**DATA EXCERPTS**:
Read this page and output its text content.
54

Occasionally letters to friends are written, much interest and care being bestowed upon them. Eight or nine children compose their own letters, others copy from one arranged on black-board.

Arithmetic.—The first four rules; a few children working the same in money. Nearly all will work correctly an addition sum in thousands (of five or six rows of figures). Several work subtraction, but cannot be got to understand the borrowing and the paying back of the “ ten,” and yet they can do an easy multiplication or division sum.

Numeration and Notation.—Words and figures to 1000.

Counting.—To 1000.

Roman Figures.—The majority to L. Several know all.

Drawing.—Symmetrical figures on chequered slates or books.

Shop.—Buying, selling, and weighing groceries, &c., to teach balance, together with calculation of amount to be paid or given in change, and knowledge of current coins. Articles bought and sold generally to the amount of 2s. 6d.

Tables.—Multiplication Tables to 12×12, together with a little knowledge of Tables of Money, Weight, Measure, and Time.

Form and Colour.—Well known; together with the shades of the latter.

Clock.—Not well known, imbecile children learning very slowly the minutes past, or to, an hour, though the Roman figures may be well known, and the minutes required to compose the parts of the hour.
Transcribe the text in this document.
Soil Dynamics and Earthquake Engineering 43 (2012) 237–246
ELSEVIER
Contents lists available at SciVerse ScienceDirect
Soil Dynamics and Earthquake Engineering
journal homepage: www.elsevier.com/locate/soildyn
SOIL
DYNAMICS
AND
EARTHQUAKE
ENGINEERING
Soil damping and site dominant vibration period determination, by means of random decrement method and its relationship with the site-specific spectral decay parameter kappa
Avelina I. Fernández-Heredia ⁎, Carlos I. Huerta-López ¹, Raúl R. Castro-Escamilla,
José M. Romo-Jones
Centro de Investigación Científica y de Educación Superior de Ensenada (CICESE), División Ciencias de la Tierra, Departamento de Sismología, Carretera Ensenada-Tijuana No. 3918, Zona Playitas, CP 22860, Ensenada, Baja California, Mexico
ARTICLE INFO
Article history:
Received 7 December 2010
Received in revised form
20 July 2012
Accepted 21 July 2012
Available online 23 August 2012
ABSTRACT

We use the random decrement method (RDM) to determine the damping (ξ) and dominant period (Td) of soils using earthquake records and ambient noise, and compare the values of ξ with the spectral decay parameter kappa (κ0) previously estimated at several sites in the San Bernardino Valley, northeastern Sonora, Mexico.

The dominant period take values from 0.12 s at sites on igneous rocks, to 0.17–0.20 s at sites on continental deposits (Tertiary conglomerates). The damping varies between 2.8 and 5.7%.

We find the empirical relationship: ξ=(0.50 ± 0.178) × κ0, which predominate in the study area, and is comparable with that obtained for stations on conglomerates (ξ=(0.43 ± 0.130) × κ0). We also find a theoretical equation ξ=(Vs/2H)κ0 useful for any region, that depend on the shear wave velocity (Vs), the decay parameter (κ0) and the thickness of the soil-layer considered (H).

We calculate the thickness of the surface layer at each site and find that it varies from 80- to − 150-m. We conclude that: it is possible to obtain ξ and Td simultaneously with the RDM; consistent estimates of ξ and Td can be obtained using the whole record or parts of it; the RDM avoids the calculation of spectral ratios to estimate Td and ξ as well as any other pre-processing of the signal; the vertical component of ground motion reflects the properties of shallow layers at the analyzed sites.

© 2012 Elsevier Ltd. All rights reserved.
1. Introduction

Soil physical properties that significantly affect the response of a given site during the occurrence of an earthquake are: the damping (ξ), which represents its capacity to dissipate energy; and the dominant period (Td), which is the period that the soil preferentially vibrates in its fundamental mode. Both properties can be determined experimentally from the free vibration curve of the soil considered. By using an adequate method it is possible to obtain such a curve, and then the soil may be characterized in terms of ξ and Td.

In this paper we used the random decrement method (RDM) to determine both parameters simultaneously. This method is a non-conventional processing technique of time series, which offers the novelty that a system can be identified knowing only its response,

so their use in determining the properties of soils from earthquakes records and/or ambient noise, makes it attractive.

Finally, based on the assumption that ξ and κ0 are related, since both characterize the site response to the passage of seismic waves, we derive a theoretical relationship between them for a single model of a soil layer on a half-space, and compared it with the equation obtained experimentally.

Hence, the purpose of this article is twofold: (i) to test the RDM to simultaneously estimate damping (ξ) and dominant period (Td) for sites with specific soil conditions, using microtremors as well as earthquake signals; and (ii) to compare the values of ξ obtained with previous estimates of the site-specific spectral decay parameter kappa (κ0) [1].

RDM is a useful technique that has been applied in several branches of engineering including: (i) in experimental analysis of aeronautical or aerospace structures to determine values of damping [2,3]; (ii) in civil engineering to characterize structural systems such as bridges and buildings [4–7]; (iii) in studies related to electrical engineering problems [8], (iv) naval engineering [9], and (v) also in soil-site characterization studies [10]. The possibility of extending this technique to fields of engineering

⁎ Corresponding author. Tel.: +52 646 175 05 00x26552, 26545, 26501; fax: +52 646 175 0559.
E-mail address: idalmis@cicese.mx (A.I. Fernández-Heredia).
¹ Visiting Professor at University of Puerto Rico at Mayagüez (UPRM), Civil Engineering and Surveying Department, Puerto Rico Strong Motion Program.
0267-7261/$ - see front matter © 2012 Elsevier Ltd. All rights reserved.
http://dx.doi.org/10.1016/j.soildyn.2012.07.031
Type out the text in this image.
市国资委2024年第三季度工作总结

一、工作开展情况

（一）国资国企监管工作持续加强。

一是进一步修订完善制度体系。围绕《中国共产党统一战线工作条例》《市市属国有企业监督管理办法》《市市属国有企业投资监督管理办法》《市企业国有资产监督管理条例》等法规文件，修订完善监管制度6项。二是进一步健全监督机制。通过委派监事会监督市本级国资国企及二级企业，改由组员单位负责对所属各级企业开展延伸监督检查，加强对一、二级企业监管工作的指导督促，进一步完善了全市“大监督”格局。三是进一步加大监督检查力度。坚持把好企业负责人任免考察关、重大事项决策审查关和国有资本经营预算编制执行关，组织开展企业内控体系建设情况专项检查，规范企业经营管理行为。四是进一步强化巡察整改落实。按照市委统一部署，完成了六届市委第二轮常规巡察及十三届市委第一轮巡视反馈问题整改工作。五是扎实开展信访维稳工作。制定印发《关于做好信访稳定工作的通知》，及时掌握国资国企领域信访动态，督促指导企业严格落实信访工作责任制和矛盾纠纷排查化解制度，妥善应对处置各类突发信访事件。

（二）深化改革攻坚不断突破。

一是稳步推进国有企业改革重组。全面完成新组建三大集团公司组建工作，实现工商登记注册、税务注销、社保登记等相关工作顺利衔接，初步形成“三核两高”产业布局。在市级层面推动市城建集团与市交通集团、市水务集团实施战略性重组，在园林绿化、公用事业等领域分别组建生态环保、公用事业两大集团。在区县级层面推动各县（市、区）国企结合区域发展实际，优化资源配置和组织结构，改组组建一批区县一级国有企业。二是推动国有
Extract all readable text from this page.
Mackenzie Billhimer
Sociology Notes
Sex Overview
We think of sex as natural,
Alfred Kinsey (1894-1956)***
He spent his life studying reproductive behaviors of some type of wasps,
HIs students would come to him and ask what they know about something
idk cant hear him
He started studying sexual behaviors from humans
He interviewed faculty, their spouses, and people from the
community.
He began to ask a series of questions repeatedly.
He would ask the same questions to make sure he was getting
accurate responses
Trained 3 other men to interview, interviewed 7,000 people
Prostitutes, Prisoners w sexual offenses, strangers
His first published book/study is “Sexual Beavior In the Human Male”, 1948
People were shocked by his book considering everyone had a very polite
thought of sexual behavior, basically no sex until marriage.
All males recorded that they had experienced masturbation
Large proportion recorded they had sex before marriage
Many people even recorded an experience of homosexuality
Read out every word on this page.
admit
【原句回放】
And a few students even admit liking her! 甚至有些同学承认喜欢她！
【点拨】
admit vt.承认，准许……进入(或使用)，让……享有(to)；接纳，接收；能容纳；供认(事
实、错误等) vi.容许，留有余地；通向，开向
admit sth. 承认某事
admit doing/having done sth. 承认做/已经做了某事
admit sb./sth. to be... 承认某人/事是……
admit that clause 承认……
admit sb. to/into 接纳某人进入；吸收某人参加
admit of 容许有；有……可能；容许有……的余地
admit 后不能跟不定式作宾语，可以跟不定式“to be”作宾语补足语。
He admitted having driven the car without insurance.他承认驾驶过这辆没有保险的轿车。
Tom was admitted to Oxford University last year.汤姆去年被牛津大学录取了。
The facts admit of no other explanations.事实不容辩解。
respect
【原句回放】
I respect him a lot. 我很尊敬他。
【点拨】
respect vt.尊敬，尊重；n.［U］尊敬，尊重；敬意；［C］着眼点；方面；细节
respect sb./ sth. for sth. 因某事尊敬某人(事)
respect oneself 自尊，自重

**GIVEN TASK**:
Copy exactly, and only, the lines from the one containing "Read out every word on this page." through the last line of the listing.

**REPLY**:
Read out every word on this page.
admit
【原句回放】
And a few students even admit liking her! 甚至有些同学承认喜欢她！
【点拨】
admit vt.承认，准许……进入(或使用)，让……享有(to)；接纳，接收；能容纳；供认(事
实、错误等) vi.容许，留有余地；通向，开向
admit sth. 承认某事
admit doing/having done sth. 承认做/已经做了某事
admit sb./sth. to be... 承认某人/事是……
admit that clause 承认……
admit sb. to/into 接纳某人进入；吸收某人参加
admit of 容许有；有……可能；容许有……的余地
admit 后不能跟不定式作宾语，可以跟不定式“to be”作宾语补足语。
He admitted having driven the car without insurance.他承认驾驶过这辆没有保险的轿车。
Tom was admitted to Oxford University last year.汤姆去年被牛津大学录取了。
The facts admit of no other explanations.事实不容辩解。
respect
【原句回放】
I respect him a lot. 我很尊敬他。
【点拨】
respect vt.尊敬，尊重；n.［U］尊敬，尊重；敬意；［C］着眼点；方面；细节
respect sb./ sth. for sth. 因某事尊敬某人(事)
respect oneself 自尊，自重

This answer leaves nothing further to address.